» WRITTEN EXERCISE: Convert the records into a numbered list, starting at the line containing "short-thumbnail[interactable]: 6371929993 male" and ending at the line containing "9, 1196, 27]", both ends included. Leave out blank lines and use only that span.

» PROVIDED DATA:
┄┄┄┄┄┄┄┄┄┄┄┄┄┄┄┄┄┄┄┄

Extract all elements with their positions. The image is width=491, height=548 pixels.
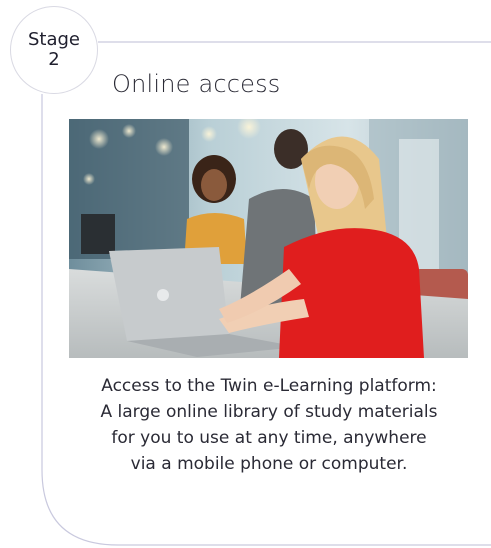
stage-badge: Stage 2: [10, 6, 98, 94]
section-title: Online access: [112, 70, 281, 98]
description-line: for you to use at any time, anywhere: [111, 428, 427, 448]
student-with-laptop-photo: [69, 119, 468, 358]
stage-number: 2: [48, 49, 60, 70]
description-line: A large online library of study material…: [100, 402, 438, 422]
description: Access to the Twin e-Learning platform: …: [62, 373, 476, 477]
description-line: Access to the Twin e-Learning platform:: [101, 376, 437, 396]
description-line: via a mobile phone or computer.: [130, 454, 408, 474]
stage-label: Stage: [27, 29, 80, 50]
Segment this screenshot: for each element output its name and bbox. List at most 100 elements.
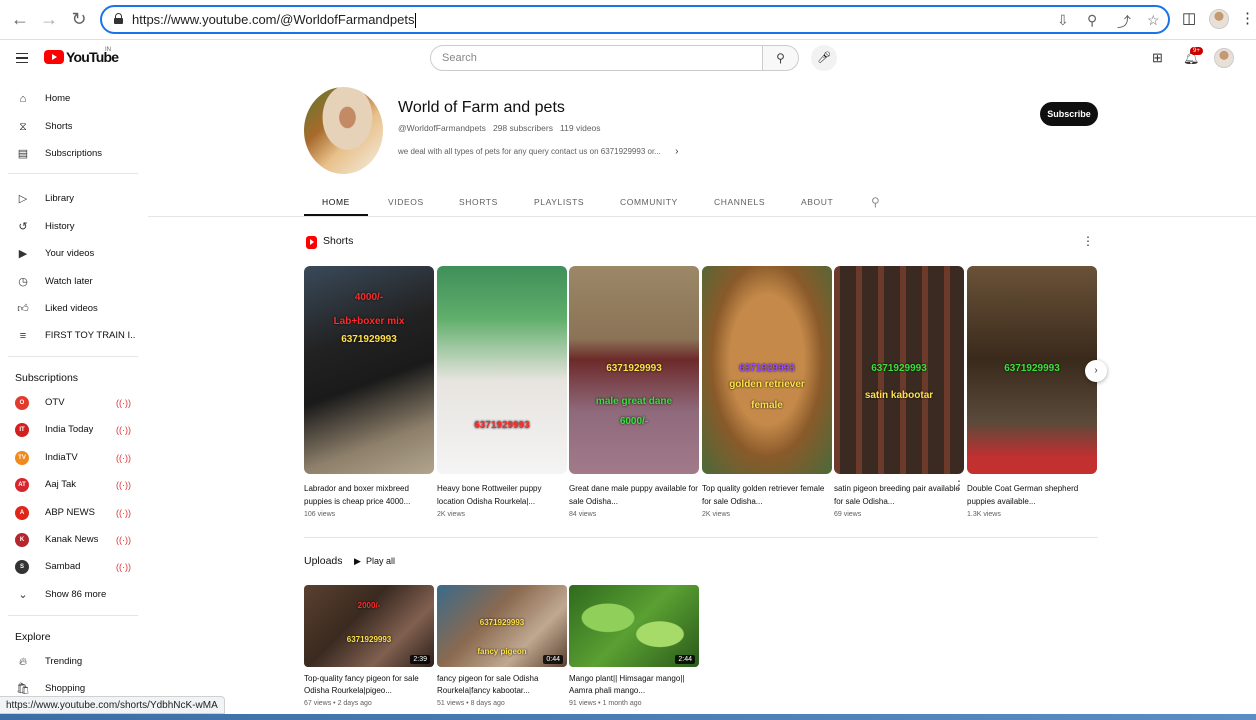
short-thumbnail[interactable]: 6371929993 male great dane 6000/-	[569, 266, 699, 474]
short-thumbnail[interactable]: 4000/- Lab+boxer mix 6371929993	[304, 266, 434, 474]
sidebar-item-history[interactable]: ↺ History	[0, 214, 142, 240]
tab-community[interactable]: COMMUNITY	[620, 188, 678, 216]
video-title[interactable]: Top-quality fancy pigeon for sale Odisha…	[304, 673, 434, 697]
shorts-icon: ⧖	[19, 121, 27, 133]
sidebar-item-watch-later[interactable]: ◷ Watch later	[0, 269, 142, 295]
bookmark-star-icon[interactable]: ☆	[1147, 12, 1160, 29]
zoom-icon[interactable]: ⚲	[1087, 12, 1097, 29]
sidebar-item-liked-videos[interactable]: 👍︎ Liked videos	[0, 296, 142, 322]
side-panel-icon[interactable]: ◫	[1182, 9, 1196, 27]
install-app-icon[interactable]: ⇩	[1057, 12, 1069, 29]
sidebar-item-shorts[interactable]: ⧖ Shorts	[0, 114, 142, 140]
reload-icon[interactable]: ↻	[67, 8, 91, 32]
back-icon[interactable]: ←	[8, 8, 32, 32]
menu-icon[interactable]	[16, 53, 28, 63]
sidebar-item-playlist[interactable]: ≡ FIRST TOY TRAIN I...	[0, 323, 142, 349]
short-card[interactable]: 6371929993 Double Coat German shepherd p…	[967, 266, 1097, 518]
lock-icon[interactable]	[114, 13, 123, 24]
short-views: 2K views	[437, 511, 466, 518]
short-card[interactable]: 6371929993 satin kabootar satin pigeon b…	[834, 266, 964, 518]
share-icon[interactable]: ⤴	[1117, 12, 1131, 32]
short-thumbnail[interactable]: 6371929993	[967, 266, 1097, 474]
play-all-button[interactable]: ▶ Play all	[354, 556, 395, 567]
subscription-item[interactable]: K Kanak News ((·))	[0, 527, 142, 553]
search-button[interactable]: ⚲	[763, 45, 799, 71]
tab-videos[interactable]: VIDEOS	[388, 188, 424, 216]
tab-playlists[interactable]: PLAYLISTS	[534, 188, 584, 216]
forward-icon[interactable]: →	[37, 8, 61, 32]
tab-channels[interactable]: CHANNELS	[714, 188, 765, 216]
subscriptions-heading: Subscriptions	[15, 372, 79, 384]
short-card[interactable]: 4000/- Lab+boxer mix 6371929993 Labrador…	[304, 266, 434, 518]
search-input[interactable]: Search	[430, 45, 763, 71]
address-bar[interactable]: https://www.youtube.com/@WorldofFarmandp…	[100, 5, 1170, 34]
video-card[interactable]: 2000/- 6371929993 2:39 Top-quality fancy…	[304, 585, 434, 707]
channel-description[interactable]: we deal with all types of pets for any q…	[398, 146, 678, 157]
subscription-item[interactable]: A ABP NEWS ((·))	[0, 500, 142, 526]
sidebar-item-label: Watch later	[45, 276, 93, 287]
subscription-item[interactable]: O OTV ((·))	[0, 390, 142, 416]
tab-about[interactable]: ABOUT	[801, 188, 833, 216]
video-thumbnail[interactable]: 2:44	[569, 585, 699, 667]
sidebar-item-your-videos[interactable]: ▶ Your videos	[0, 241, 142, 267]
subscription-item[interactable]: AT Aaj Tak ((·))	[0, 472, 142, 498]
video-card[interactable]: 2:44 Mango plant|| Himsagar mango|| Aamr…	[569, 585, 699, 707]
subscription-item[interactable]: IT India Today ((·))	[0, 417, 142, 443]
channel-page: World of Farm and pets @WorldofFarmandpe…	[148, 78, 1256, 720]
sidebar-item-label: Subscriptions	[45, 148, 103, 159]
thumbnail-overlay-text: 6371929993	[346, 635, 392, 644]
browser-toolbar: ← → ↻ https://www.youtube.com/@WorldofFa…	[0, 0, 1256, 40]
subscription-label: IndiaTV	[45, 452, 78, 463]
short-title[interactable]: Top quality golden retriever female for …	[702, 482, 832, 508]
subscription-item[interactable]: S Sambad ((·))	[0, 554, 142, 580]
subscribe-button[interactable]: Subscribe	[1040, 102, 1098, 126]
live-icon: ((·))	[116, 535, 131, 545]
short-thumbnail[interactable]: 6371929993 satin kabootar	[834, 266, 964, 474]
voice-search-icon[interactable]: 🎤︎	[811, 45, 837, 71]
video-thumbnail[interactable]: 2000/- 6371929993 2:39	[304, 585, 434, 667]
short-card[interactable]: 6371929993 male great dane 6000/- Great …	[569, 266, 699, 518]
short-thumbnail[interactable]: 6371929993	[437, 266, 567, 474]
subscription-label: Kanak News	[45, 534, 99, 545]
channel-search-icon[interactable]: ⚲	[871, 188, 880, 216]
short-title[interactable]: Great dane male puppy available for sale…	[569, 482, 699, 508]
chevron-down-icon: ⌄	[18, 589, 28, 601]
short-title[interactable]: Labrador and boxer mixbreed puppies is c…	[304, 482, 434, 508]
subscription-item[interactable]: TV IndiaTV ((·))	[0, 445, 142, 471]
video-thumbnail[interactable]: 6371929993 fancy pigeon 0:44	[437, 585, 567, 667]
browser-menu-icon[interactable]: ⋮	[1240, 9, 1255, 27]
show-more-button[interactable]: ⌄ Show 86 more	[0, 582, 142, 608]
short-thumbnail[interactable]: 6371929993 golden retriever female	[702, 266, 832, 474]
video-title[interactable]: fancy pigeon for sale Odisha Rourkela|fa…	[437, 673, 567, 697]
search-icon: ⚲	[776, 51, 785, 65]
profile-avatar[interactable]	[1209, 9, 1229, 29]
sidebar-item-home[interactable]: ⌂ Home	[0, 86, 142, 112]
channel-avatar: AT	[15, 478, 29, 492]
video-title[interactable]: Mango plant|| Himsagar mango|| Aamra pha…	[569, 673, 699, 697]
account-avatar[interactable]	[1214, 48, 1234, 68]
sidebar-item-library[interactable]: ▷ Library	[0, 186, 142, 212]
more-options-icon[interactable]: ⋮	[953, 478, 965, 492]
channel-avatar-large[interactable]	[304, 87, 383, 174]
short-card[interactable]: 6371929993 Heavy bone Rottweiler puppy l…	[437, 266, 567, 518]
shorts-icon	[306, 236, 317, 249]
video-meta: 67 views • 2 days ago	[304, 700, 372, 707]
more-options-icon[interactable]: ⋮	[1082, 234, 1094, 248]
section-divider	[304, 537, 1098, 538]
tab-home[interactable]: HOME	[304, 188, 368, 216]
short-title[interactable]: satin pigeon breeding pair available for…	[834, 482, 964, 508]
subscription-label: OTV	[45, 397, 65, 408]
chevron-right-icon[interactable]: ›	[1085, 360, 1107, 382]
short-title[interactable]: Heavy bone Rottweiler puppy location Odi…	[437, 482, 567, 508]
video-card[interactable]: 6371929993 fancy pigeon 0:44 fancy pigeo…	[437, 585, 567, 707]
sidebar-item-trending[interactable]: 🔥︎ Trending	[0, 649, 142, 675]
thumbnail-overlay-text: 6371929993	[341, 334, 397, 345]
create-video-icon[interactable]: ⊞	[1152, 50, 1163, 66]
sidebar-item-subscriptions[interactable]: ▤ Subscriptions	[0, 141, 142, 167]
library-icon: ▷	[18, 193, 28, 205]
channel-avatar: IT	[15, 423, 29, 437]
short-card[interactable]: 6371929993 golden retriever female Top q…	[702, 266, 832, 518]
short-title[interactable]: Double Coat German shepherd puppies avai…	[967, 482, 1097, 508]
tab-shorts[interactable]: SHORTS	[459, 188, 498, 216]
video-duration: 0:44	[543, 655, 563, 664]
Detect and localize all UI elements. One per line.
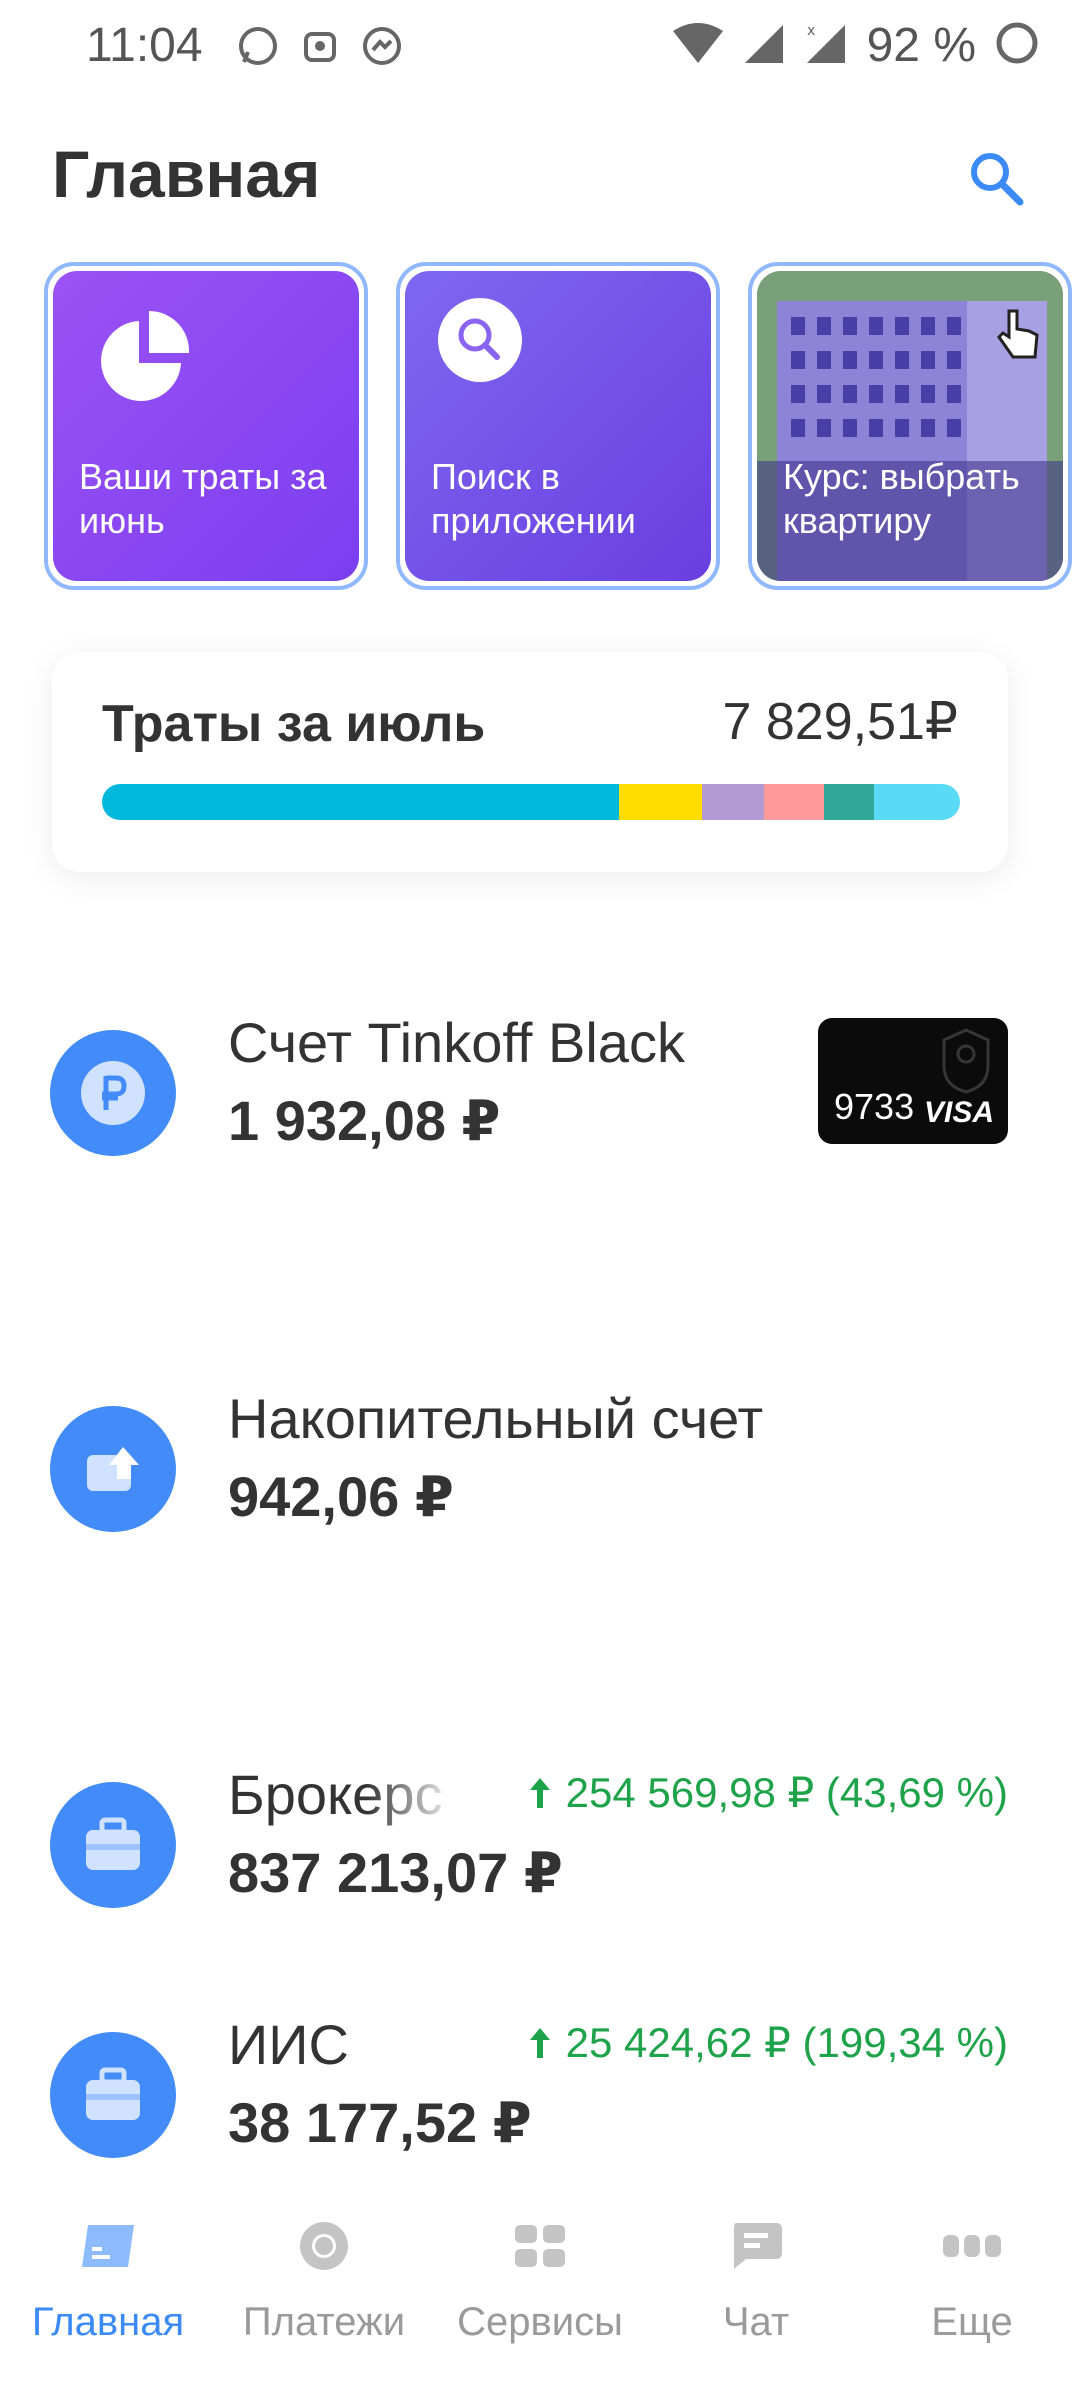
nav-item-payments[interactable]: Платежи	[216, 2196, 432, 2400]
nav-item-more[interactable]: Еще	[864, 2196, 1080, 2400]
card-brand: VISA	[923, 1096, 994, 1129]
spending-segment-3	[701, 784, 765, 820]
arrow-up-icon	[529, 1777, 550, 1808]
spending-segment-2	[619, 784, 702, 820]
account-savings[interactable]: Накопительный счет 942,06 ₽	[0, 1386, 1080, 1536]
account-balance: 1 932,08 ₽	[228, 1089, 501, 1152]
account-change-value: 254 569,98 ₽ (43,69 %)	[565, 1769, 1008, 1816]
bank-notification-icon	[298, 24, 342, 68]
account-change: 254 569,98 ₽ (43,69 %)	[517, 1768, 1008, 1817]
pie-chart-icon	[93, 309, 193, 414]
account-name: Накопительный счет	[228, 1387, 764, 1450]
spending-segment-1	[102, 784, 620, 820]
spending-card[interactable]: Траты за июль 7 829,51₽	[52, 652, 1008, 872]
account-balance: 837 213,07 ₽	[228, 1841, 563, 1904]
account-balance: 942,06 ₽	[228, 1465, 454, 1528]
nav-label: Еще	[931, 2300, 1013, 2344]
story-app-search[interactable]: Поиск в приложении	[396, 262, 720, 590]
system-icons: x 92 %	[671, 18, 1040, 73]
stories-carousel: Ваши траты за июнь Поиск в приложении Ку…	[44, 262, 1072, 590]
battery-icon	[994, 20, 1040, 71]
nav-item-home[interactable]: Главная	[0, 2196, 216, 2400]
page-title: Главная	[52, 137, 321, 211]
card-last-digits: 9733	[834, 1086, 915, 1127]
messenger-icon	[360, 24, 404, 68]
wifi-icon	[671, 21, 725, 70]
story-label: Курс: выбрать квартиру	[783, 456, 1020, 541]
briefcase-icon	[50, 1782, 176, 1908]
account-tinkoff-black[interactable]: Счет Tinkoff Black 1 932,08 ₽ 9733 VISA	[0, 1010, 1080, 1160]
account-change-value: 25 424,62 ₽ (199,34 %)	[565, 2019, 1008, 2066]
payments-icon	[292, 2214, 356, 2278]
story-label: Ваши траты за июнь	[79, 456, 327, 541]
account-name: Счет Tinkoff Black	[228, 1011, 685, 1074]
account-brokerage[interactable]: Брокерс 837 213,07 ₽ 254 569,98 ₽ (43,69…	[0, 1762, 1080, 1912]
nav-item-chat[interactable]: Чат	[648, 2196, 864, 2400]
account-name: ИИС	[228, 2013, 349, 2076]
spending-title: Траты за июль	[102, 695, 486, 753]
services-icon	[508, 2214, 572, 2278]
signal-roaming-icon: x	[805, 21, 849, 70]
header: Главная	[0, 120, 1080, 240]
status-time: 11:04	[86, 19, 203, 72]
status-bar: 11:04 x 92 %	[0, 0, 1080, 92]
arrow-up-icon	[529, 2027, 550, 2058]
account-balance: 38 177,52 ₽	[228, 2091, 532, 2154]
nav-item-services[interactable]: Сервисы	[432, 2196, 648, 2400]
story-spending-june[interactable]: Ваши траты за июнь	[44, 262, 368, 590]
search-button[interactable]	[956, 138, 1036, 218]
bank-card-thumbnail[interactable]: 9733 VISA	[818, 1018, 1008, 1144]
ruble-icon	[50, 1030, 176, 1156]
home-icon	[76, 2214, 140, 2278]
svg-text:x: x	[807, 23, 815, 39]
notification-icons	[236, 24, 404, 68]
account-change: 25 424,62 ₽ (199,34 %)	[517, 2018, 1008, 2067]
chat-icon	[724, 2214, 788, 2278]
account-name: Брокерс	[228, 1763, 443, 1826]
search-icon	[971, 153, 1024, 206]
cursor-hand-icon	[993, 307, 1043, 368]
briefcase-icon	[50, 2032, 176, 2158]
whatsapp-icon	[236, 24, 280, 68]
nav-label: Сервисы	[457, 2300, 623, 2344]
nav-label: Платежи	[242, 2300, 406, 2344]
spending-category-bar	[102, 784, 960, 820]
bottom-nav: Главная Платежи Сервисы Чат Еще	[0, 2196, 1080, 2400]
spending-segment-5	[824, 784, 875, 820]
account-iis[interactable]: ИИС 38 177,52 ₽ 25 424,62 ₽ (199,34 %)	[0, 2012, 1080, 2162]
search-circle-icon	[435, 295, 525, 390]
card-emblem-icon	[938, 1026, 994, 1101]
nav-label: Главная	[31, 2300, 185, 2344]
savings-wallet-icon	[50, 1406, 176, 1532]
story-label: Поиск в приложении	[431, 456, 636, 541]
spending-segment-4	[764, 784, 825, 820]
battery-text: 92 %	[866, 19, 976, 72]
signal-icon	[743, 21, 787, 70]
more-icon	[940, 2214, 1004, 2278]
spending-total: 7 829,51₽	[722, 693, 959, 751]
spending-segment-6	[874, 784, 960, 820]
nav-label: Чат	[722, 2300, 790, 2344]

┄┄┄┄┄┄┄┄┄┄┄┄┄┄┄┄┄┄┄┄

» SOLUTION FOR THIS TASK:
1. short-thumbnail[interactable]: 6371929993 male great dane 6000/-	[569, 266, 699, 474]
2. short-thumbnail[interactable]: 4000/- Lab+boxer mix 6371929993	[304, 266, 434, 474]
3. sidebar-item-history[interactable]: ↺ History	[0, 214, 142, 240]
4. tab-community[interactable]: COMMUNITY	[620, 188, 678, 216]
5. video-title[interactable]: Top-quality fancy pigeon for sale Odisha…	[304, 673, 434, 697]
6. shorts-icon: ⧖	[19, 121, 27, 133]
7. sidebar-item-watch-later[interactable]: ◷ Watch later	[0, 269, 142, 295]
8. bookmark-star-icon[interactable]: ☆	[1147, 12, 1160, 29]
9. zoom-icon[interactable]: ⚲	[1087, 12, 1097, 29]
10. sidebar-item-liked-videos[interactable]: 👍︎ Liked videos	[0, 296, 142, 322]
11. side-panel-icon[interactable]: ◫	[1182, 9, 1196, 27]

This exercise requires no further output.